> OBJECTIVE
Give the number of lines containing the word "grid", and nothing else.

> RECORDS
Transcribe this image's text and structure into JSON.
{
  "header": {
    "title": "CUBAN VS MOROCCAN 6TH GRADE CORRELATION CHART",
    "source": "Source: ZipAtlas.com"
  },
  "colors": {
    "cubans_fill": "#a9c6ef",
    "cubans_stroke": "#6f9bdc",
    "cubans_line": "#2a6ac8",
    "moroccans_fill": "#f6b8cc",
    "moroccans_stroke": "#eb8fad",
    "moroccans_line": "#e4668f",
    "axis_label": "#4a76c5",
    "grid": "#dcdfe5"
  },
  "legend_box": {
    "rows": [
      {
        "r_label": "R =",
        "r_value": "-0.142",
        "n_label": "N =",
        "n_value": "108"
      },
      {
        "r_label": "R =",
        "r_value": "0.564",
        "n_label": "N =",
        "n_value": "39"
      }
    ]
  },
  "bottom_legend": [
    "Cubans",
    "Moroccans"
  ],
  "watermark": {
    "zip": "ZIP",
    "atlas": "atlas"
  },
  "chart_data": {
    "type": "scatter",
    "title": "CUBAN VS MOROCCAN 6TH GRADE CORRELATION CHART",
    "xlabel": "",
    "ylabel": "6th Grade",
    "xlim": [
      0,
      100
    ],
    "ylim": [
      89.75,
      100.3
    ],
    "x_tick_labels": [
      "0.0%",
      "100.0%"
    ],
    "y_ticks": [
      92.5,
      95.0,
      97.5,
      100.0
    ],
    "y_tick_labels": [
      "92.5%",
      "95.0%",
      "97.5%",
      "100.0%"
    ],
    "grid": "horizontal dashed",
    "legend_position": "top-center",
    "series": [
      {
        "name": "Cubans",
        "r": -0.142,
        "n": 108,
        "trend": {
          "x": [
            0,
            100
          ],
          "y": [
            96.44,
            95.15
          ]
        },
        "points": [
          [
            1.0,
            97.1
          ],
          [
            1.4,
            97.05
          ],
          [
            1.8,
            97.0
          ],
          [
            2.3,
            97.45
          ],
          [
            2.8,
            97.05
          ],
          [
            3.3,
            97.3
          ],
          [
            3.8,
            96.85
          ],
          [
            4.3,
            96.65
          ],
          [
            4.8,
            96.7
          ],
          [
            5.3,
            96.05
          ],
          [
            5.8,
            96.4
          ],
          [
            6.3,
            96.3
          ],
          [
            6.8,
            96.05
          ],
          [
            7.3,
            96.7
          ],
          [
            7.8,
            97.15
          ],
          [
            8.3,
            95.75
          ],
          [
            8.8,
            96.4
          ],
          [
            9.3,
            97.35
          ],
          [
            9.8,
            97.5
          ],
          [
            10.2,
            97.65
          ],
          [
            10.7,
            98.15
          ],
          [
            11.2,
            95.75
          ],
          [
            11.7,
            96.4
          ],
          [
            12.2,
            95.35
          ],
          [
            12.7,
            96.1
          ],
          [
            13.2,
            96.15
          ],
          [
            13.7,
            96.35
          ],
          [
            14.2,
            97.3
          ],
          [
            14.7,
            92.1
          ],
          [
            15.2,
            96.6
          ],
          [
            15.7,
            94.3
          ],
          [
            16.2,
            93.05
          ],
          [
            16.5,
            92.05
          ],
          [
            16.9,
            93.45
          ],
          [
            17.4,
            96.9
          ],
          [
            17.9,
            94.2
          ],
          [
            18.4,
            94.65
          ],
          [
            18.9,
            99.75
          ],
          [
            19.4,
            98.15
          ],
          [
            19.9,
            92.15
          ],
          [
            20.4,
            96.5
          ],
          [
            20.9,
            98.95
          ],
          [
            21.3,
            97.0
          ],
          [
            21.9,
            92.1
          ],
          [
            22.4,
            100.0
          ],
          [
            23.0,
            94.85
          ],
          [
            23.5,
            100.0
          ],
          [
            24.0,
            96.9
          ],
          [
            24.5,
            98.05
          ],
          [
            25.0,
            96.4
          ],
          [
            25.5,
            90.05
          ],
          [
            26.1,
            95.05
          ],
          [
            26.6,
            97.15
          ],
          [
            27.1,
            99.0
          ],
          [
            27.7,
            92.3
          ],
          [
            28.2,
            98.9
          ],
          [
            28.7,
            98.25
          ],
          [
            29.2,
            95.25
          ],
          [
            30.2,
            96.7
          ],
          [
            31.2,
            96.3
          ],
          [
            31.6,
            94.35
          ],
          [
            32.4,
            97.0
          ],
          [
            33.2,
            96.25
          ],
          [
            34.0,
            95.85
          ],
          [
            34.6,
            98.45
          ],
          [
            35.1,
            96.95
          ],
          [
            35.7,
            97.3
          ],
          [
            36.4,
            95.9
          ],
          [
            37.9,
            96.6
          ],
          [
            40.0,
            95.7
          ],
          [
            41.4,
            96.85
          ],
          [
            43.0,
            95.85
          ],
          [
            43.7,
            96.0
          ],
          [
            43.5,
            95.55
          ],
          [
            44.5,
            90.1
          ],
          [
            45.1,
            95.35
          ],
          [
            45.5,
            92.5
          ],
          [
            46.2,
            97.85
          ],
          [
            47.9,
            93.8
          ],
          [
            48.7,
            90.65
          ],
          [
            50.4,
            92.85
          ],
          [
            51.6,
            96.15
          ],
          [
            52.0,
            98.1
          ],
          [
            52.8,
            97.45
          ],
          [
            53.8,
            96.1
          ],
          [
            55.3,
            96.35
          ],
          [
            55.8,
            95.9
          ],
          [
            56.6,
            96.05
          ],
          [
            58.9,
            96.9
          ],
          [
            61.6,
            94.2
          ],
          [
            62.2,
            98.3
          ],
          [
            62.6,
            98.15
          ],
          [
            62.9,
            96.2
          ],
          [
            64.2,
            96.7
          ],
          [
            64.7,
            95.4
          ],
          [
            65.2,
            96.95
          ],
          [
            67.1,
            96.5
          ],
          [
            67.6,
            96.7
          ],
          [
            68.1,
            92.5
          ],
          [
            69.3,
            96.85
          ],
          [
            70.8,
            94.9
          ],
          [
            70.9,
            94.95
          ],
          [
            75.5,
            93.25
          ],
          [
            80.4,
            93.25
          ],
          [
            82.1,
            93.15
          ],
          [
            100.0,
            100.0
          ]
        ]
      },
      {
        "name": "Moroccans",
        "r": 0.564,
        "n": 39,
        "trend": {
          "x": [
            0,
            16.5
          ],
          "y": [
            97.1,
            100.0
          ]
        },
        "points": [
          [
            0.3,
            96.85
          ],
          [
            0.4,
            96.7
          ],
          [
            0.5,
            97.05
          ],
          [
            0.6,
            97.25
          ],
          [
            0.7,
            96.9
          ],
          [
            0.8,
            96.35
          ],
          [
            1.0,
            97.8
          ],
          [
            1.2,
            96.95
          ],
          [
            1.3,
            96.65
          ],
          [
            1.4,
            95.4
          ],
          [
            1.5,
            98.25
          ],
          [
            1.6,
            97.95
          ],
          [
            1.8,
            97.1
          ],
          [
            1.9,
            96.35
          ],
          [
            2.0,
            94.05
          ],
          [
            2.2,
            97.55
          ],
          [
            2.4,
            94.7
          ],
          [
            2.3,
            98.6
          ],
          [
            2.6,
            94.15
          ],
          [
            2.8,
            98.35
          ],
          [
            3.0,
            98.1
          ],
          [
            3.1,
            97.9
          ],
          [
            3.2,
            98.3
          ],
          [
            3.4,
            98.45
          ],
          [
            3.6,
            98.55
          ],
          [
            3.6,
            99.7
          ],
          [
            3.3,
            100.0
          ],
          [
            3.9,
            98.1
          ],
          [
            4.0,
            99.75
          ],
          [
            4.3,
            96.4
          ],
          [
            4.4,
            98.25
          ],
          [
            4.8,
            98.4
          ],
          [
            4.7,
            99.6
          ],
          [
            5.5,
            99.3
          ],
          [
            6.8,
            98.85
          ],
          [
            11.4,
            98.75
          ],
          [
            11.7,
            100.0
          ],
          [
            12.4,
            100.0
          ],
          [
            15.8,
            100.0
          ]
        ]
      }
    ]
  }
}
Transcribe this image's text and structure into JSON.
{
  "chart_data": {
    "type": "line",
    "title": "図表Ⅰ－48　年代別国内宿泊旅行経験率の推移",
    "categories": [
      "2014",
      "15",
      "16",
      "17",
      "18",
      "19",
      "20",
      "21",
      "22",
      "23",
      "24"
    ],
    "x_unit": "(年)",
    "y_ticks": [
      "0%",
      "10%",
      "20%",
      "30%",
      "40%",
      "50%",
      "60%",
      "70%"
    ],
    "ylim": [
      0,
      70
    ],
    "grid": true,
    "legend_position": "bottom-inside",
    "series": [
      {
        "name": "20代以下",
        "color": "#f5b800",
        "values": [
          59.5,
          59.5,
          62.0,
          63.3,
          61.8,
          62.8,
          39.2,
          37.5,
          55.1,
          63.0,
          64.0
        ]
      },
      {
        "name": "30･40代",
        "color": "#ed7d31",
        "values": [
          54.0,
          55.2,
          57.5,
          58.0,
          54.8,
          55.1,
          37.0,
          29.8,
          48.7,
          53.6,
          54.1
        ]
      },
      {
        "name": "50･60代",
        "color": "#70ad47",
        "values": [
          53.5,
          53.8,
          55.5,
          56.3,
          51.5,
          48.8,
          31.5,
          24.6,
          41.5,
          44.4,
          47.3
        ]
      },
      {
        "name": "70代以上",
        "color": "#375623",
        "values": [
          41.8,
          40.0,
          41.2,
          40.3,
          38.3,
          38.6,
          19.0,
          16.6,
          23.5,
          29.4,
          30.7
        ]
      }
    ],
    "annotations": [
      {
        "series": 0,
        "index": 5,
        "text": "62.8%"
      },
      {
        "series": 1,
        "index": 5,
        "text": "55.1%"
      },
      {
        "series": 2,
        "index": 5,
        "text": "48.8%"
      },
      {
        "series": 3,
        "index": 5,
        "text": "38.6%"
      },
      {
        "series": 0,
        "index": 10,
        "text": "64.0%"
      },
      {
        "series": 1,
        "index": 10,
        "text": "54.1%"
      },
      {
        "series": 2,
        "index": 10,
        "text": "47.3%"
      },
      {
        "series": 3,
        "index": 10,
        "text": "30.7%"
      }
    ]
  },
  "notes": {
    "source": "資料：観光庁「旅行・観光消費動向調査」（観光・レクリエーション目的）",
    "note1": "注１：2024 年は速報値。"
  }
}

> SOLVED PROBLEM
3